§ WORK TO COMPLETE:
Your task is to restate the data word for word.

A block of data
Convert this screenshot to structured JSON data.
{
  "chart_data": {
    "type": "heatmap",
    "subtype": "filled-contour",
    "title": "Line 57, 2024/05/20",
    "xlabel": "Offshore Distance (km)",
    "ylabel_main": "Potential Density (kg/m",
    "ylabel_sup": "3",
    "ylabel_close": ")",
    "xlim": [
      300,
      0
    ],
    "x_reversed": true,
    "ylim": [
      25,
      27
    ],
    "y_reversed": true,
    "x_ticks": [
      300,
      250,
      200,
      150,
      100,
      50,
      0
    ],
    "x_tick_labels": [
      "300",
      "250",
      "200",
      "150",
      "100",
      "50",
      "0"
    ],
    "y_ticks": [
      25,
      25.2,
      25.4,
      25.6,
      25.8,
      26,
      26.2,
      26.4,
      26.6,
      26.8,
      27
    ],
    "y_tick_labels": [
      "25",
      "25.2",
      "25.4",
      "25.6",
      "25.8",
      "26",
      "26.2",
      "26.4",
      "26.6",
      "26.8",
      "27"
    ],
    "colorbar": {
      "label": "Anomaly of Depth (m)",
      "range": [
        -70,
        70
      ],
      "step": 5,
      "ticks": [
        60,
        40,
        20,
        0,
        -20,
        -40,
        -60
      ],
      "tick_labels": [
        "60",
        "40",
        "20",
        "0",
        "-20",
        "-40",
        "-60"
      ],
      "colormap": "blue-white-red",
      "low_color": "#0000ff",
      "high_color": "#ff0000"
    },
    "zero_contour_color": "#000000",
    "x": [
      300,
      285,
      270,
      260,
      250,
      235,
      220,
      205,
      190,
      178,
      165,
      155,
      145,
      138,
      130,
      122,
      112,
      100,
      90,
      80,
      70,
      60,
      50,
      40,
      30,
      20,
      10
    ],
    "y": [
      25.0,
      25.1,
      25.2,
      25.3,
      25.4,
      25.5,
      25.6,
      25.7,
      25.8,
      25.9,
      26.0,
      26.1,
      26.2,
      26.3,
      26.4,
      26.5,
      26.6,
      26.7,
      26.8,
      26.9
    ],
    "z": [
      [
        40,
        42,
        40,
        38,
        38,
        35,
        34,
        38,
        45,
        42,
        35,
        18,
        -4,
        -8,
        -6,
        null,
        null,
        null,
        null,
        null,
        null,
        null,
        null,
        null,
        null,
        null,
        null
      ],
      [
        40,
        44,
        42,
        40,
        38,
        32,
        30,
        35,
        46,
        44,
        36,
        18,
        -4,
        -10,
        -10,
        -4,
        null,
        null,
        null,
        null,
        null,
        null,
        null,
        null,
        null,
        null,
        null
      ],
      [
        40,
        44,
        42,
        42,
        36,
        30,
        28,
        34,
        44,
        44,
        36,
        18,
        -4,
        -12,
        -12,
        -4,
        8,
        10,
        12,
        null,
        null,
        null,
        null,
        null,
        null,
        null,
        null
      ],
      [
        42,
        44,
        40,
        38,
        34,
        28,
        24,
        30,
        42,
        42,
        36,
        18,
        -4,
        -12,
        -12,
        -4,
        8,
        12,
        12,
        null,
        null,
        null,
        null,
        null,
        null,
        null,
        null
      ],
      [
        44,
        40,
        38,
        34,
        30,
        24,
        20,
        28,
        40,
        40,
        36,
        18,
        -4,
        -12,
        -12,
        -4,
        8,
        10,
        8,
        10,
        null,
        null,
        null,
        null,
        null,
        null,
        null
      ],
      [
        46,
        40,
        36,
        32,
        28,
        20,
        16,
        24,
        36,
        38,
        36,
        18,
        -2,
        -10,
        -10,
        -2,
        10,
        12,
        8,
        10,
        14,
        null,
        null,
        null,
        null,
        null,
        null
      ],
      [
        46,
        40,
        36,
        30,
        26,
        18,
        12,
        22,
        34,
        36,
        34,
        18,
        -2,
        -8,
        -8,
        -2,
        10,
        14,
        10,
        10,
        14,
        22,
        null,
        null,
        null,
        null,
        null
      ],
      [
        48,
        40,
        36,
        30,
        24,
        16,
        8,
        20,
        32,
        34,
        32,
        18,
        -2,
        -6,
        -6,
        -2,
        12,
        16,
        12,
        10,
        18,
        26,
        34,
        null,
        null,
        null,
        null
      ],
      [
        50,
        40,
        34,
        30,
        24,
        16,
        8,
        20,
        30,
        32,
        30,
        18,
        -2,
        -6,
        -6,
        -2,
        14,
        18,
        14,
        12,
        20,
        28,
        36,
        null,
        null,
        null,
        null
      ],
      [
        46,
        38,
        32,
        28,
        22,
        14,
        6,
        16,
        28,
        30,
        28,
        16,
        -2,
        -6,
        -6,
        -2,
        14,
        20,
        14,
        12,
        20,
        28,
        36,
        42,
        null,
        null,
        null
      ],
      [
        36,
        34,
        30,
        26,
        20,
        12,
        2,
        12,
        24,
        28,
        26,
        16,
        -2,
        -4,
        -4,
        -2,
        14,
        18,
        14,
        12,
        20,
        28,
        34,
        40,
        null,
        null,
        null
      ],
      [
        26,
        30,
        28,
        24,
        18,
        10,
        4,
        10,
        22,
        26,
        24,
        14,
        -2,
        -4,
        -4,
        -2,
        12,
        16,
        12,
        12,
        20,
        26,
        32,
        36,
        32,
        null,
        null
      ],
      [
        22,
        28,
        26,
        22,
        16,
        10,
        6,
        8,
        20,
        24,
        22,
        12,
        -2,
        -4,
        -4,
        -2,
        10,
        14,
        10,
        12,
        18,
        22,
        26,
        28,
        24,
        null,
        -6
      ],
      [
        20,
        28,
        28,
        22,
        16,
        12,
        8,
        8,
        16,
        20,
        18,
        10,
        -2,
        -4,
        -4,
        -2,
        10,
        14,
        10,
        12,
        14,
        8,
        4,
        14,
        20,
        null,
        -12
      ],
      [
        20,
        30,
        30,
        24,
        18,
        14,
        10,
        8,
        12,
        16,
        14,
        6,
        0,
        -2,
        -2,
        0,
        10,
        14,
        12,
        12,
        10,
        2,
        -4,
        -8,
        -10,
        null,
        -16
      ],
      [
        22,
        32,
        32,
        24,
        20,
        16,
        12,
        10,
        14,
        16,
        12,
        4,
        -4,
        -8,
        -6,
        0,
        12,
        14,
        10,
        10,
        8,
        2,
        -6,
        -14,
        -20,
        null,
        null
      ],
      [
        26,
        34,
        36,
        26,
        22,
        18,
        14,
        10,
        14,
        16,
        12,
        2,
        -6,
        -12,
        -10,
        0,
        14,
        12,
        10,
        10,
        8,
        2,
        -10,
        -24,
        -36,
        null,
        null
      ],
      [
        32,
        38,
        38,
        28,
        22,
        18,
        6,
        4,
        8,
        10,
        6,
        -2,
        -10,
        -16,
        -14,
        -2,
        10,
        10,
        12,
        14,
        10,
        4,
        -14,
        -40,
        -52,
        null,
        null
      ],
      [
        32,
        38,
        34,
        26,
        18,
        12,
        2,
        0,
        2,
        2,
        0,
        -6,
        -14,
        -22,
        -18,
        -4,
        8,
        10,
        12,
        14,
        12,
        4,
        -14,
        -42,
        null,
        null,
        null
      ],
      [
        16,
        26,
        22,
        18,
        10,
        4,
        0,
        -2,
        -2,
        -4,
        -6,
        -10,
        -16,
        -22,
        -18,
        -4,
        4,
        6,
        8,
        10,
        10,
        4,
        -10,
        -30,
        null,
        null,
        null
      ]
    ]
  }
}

§ THE RESPONSE:
Convert this screenshot to structured JSON data.
{
  "chart_data": {
    "type": "heatmap",
    "subtype": "filled-contour",
    "title": "Line 57, 2024/05/20",
    "xlabel": "Offshore Distance (km)",
    "ylabel_main": "Potential Density (kg/m",
    "ylabel_sup": "3",
    "ylabel_close": ")",
    "xlim": [
      300,
      0
    ],
    "x_reversed": true,
    "ylim": [
      25,
      27
    ],
    "y_reversed": true,
    "x_ticks": [
      300,
      250,
      200,
      150,
      100,
      50,
      0
    ],
    "x_tick_labels": [
      "300",
      "250",
      "200",
      "150",
      "100",
      "50",
      "0"
    ],
    "y_ticks": [
      25,
      25.2,
      25.4,
      25.6,
      25.8,
      26,
      26.2,
      26.4,
      26.6,
      26.8,
      27
    ],
    "y_tick_labels": [
      "25",
      "25.2",
      "25.4",
      "25.6",
      "25.8",
      "26",
      "26.2",
      "26.4",
      "26.6",
      "26.8",
      "27"
    ],
    "colorbar": {
      "label": "Anomaly of Depth (m)",
      "range": [
        -70,
        70
      ],
      "step": 5,
      "ticks": [
        60,
        40,
        20,
        0,
        -20,
        -40,
        -60
      ],
      "tick_labels": [
        "60",
        "40",
        "20",
        "0",
        "-20",
        "-40",
        "-60"
      ],
      "colormap": "blue-white-red",
      "low_color": "#0000ff",
      "high_color": "#ff0000"
    },
    "zero_contour_color": "#000000",
    "x": [
      300,
      285,
      270,
      260,
      250,
      235,
      220,
      205,
      190,
      178,
      165,
      155,
      145,
      138,
      130,
      122,
      112,
      100,
      90,
      80,
      70,
      60,
      50,
      40,
      30,
      20,
      10
    ],
    "y": [
      25.0,
      25.1,
      25.2,
      25.3,
      25.4,
      25.5,
      25.6,
      25.7,
      25.8,
      25.9,
      26.0,
      26.1,
      26.2,
      26.3,
      26.4,
      26.5,
      26.6,
      26.7,
      26.8,
      26.9
    ],
    "z": [
      [
        40,
        42,
        40,
        38,
        38,
        35,
        34,
        38,
        45,
        42,
        35,
        18,
        -4,
        -8,
        -6,
        null,
        null,
        null,
        null,
        null,
        null,
        null,
        null,
        null,
        null,
        null,
        null
      ],
      [
        40,
        44,
        42,
        40,
        38,
        32,
        30,
        35,
        46,
        44,
        36,
        18,
        -4,
        -10,
        -10,
        -4,
        null,
        null,
        null,
        null,
        null,
        null,
        null,
        null,
        null,
        null,
        null
      ],
      [
        40,
        44,
        42,
        42,
        36,
        30,
        28,
        34,
        44,
        44,
        36,
        18,
        -4,
        -12,
        -12,
        -4,
        8,
        10,
        12,
        null,
        null,
        null,
        null,
        null,
        null,
        null,
        null
      ],
      [
        42,
        44,
        40,
        38,
        34,
        28,
        24,
        30,
        42,
        42,
        36,
        18,
        -4,
        -12,
        -12,
        -4,
        8,
        12,
        12,
        null,
        null,
        null,
        null,
        null,
        null,
        null,
        null
      ],
      [
        44,
        40,
        38,
        34,
        30,
        24,
        20,
        28,
        40,
        40,
        36,
        18,
        -4,
        -12,
        -12,
        -4,
        8,
        10,
        8,
        10,
        null,
        null,
        null,
        null,
        null,
        null,
        null
      ],
      [
        46,
        40,
        36,
        32,
        28,
        20,
        16,
        24,
        36,
        38,
        36,
        18,
        -2,
        -10,
        -10,
        -2,
        10,
        12,
        8,
        10,
        14,
        null,
        null,
        null,
        null,
        null,
        null
      ],
      [
        46,
        40,
        36,
        30,
        26,
        18,
        12,
        22,
        34,
        36,
        34,
        18,
        -2,
        -8,
        -8,
        -2,
        10,
        14,
        10,
        10,
        14,
        22,
        null,
        null,
        null,
        null,
        null
      ],
      [
        48,
        40,
        36,
        30,
        24,
        16,
        8,
        20,
        32,
        34,
        32,
        18,
        -2,
        -6,
        -6,
        -2,
        12,
        16,
        12,
        10,
        18,
        26,
        34,
        null,
        null,
        null,
        null
      ],
      [
        50,
        40,
        34,
        30,
        24,
        16,
        8,
        20,
        30,
        32,
        30,
        18,
        -2,
        -6,
        -6,
        -2,
        14,
        18,
        14,
        12,
        20,
        28,
        36,
        null,
        null,
        null,
        null
      ],
      [
        46,
        38,
        32,
        28,
        22,
        14,
        6,
        16,
        28,
        30,
        28,
        16,
        -2,
        -6,
        -6,
        -2,
        14,
        20,
        14,
        12,
        20,
        28,
        36,
        42,
        null,
        null,
        null
      ],
      [
        36,
        34,
        30,
        26,
        20,
        12,
        2,
        12,
        24,
        28,
        26,
        16,
        -2,
        -4,
        -4,
        -2,
        14,
        18,
        14,
        12,
        20,
        28,
        34,
        40,
        null,
        null,
        null
      ],
      [
        26,
        30,
        28,
        24,
        18,
        10,
        4,
        10,
        22,
        26,
        24,
        14,
        -2,
        -4,
        -4,
        -2,
        12,
        16,
        12,
        12,
        20,
        26,
        32,
        36,
        32,
        null,
        null
      ],
      [
        22,
        28,
        26,
        22,
        16,
        10,
        6,
        8,
        20,
        24,
        22,
        12,
        -2,
        -4,
        -4,
        -2,
        10,
        14,
        10,
        12,
        18,
        22,
        26,
        28,
        24,
        null,
        -6
      ],
      [
        20,
        28,
        28,
        22,
        16,
        12,
        8,
        8,
        16,
        20,
        18,
        10,
        -2,
        -4,
        -4,
        -2,
        10,
        14,
        10,
        12,
        14,
        8,
        4,
        14,
        20,
        null,
        -12
      ],
      [
        20,
        30,
        30,
        24,
        18,
        14,
        10,
        8,
        12,
        16,
        14,
        6,
        0,
        -2,
        -2,
        0,
        10,
        14,
        12,
        12,
        10,
        2,
        -4,
        -8,
        -10,
        null,
        -16
      ],
      [
        22,
        32,
        32,
        24,
        20,
        16,
        12,
        10,
        14,
        16,
        12,
        4,
        -4,
        -8,
        -6,
        0,
        12,
        14,
        10,
        10,
        8,
        2,
        -6,
        -14,
        -20,
        null,
        null
      ],
      [
        26,
        34,
        36,
        26,
        22,
        18,
        14,
        10,
        14,
        16,
        12,
        2,
        -6,
        -12,
        -10,
        0,
        14,
        12,
        10,
        10,
        8,
        2,
        -10,
        -24,
        -36,
        null,
        null
      ],
      [
        32,
        38,
        38,
        28,
        22,
        18,
        6,
        4,
        8,
        10,
        6,
        -2,
        -10,
        -16,
        -14,
        -2,
        10,
        10,
        12,
        14,
        10,
        4,
        -14,
        -40,
        -52,
        null,
        null
      ],
      [
        32,
        38,
        34,
        26,
        18,
        12,
        2,
        0,
        2,
        2,
        0,
        -6,
        -14,
        -22,
        -18,
        -4,
        8,
        10,
        12,
        14,
        12,
        4,
        -14,
        -42,
        null,
        null,
        null
      ],
      [
        16,
        26,
        22,
        18,
        10,
        4,
        0,
        -2,
        -2,
        -4,
        -6,
        -10,
        -16,
        -22,
        -18,
        -4,
        4,
        6,
        8,
        10,
        10,
        4,
        -10,
        -30,
        null,
        null,
        null
      ]
    ]
  }
}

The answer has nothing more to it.